• [Problem to work on] Continue the review of Sharon Lamb's book The Secret Lives of Girls, starting right after its last sentence.

• [Passage for review]
The Secret Lives of Girls

Full Title: The Secret Lives of Girls: What Good Girls Really Do--Sex Play, Aggression, and Their Guilt
Author / Editor: Sharon Lamb
Publisher: Free Press, 2002

 

Review © Metapsychology Vol. 7, No. 20
Reviewer: Janis S. Bohan, Ph.D.

The sub-title of this book provides
a concise summary of its key point: 
Even "good" girls engage in sex play and aggression, and they
quite commonly feel guilty for doing so. 
Sharon Lamb’s aim in the book is to explore this notion, drawing on
interviews with 122 girls and women who talked with the author about their
childhood experiences of sexuality and aggression.  Lamb elaborates on these first-person accounts through appeals to
relevant scholarly research, as well as to her own expertise as a teacher,
therapist, and clinical supervisor.

Lamb’s novel offering is not
startling new information so much as new frames for exploring that
information.  First, while the notion
that even "good" girls engage in sexual and aggressive acts may seem
mundane to professionals in the field, it may be less evident to lay readers.  The easy manner in which Lamb (and most of
her participants) discuss these topics might do much to normalize sexual and
aggressive feelings in girls, providing adults in their lives with a healthier
attitude with which to approach the range of girls’ experiences.  Toward this end, both major sections–sexuality
and aggression–close with advice to those who parent and work with girls about
how to honor the fundamentally healthy motives that underlie their sexual and
aggressive acts and feelings.

• [Provided information]
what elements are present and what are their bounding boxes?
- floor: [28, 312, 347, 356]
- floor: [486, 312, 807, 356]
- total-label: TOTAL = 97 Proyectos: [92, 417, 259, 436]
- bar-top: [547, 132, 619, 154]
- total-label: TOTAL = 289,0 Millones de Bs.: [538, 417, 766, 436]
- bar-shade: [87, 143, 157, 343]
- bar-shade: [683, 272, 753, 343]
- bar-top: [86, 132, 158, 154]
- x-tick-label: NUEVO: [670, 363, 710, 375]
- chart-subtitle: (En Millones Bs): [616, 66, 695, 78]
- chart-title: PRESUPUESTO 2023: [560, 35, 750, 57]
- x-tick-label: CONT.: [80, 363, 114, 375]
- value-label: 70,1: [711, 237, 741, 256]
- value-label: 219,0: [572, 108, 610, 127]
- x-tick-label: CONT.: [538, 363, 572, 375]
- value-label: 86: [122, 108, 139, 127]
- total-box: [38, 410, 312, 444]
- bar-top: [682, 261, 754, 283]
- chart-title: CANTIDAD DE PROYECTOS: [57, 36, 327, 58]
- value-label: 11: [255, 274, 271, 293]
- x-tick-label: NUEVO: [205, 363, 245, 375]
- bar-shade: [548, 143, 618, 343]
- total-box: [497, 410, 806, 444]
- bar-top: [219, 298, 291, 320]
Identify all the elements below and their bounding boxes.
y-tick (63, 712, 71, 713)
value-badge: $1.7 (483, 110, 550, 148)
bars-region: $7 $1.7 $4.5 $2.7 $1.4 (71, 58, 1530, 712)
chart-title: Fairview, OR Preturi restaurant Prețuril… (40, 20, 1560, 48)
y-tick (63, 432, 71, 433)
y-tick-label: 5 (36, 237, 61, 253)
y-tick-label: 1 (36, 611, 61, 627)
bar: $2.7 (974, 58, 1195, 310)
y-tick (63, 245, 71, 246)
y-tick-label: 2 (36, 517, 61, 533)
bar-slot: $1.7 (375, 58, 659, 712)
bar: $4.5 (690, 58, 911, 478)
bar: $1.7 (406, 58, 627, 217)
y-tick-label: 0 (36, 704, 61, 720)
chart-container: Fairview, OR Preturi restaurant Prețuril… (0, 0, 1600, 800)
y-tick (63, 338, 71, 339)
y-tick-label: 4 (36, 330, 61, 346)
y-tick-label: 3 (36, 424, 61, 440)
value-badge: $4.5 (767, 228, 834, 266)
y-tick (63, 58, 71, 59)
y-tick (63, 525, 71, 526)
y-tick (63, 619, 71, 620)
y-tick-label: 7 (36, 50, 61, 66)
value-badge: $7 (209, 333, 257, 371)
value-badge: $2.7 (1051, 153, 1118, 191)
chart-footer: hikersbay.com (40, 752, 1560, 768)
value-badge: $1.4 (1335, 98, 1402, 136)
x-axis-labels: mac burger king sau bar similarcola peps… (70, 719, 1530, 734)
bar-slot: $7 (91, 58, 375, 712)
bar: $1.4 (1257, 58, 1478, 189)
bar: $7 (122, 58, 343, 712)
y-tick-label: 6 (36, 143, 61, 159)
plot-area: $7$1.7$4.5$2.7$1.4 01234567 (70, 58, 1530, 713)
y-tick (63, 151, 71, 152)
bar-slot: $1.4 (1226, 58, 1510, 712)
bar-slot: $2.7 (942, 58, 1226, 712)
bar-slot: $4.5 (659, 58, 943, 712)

• [Answer to this problem]
Second, Lamb challenges certain
contemporary, extremely popular renditions of girls’ experiences.  In particular, Lamb encourages us to view
these childhood excursions into sex and aggression as meaningful in their own
right rather than as disguised manifestations of an underlying search for
connection.  The argument that girls’
(and women’s) behavior is fundamentally relational and that all experience can
be reduced to a relational dimension has been the mainstay of many recent
depictions of female experience.  A
popular extension of this position argues that girls’ mismatch with society
derives from their recognition that acceptance lies in subverting their own
needs to the formation of relationships. 
This relational view of girls’ experience is so familiar as to be
unquestioned in some circles; Lamb’s challenge to it renders this book an
important stimulus to further conversation. 

Finally,
while the book provides considerable detailed description of girls’ acts and
experiences, the point is less that even good girls engage in these behaviors
than that girls and women feel so guilty about them. Lamb repeatedly stresses
the point that girls’ behaviors and feelings are typical rather than aberrant,
that they serve potentially important ends rather than foretelling pathological
outcomes, and that these healthy ends depend on their not being encumbered by
undue guilt.  Lamb reiterates again and
again the importance of our finding ways to recognize and celebrate girls’
sexuality and aggression and to diminish the guilt they feel–all in the
service of nurturing the healthy outcomes that can stem from these
experiences.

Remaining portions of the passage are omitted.